GIVEN REQUEST: Can you print every record below exactly as written?

GIVEN RECORDS:
◇ ◇ ◇ ◇ ◇ ◇ ◇

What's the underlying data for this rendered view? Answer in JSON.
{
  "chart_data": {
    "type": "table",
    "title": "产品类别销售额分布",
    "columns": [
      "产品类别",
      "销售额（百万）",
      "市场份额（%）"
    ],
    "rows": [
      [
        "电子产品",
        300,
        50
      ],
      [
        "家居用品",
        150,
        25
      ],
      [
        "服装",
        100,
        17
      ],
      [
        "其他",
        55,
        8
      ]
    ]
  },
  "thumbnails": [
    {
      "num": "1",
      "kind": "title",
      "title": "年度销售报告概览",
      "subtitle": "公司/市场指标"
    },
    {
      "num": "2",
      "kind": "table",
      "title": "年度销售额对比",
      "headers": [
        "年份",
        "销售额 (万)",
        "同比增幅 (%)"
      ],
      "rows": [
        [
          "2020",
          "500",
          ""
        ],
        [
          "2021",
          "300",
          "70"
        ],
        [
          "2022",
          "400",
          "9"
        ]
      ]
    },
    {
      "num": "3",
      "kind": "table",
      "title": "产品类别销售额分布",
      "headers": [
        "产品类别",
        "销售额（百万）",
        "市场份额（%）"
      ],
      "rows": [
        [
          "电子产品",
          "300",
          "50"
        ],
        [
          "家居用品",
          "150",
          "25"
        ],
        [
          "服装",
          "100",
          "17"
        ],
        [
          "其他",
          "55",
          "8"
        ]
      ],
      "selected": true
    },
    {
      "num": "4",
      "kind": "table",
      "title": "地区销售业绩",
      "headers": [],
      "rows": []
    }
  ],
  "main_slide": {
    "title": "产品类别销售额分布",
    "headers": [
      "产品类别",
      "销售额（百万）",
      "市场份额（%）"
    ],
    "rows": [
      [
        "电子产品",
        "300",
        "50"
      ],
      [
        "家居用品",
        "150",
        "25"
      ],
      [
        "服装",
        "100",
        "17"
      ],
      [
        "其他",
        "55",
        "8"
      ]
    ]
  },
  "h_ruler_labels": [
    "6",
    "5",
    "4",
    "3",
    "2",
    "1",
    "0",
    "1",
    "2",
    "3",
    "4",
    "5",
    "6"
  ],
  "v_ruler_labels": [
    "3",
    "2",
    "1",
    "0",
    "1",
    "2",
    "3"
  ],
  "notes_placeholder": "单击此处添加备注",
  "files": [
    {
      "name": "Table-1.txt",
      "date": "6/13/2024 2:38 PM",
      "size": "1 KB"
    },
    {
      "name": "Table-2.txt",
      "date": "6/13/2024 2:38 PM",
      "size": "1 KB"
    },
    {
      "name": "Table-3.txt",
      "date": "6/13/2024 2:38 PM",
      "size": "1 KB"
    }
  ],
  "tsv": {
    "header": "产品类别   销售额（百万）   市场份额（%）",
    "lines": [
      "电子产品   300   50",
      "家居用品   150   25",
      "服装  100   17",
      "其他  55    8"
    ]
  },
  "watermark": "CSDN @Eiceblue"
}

◇ ◇ ◇ ◇ ◇ ◇ ◇

RESULT OF THIS TASK:
What's the underlying data for this rendered view? Answer in JSON.
{
  "chart_data": {
    "type": "table",
    "title": "产品类别销售额分布",
    "columns": [
      "产品类别",
      "销售额（百万）",
      "市场份额（%）"
    ],
    "rows": [
      [
        "电子产品",
        300,
        50
      ],
      [
        "家居用品",
        150,
        25
      ],
      [
        "服装",
        100,
        17
      ],
      [
        "其他",
        55,
        8
      ]
    ]
  },
  "thumbnails": [
    {
      "num": "1",
      "kind": "title",
      "title": "年度销售报告概览",
      "subtitle": "公司/市场指标"
    },
    {
      "num": "2",
      "kind": "table",
      "title": "年度销售额对比",
      "headers": [
        "年份",
        "销售额 (万)",
        "同比增幅 (%)"
      ],
      "rows": [
        [
          "2020",
          "500",
          ""
        ],
        [
          "2021",
          "300",
          "70"
        ],
        [
          "2022",
          "400",
          "9"
        ]
      ]
    },
    {
      "num": "3",
      "kind": "table",
      "title": "产品类别销售额分布",
      "headers": [
        "产品类别",
        "销售额（百万）",
        "市场份额（%）"
      ],
      "rows": [
        [
          "电子产品",
          "300",
          "50"
        ],
        [
          "家居用品",
          "150",
          "25"
        ],
        [
          "服装",
          "100",
          "17"
        ],
        [
          "其他",
          "55",
          "8"
        ]
      ],
      "selected": true
    },
    {
      "num": "4",
      "kind": "table",
      "title": "地区销售业绩",
      "headers": [],
      "rows": []
    }
  ],
  "main_slide": {
    "title": "产品类别销售额分布",
    "headers": [
      "产品类别",
      "销售额（百万）",
      "市场份额（%）"
    ],
    "rows": [
      [
        "电子产品",
        "300",
        "50"
      ],
      [
        "家居用品",
        "150",
        "25"
      ],
      [
        "服装",
        "100",
        "17"
      ],
      [
        "其他",
        "55",
        "8"
      ]
    ]
  },
  "h_ruler_labels": [
    "6",
    "5",
    "4",
    "3",
    "2",
    "1",
    "0",
    "1",
    "2",
    "3",
    "4",
    "5",
    "6"
  ],
  "v_ruler_labels": [
    "3",
    "2",
    "1",
    "0",
    "1",
    "2",
    "3"
  ],
  "notes_placeholder": "单击此处添加备注",
  "files": [
    {
      "name": "Table-1.txt",
      "date": "6/13/2024 2:38 PM",
      "size": "1 KB"
    },
    {
      "name": "Table-2.txt",
      "date": "6/13/2024 2:38 PM",
      "size": "1 KB"
    },
    {
      "name": "Table-3.txt",
      "date": "6/13/2024 2:38 PM",
      "size": "1 KB"
    }
  ],
  "tsv": {
    "header": "产品类别   销售额（百万）   市场份额（%）",
    "lines": [
      "电子产品   300   50",
      "家居用品   150   25",
      "服装  100   17",
      "其他  55    8"
    ]
  },
  "watermark": "CSDN @Eiceblue"
}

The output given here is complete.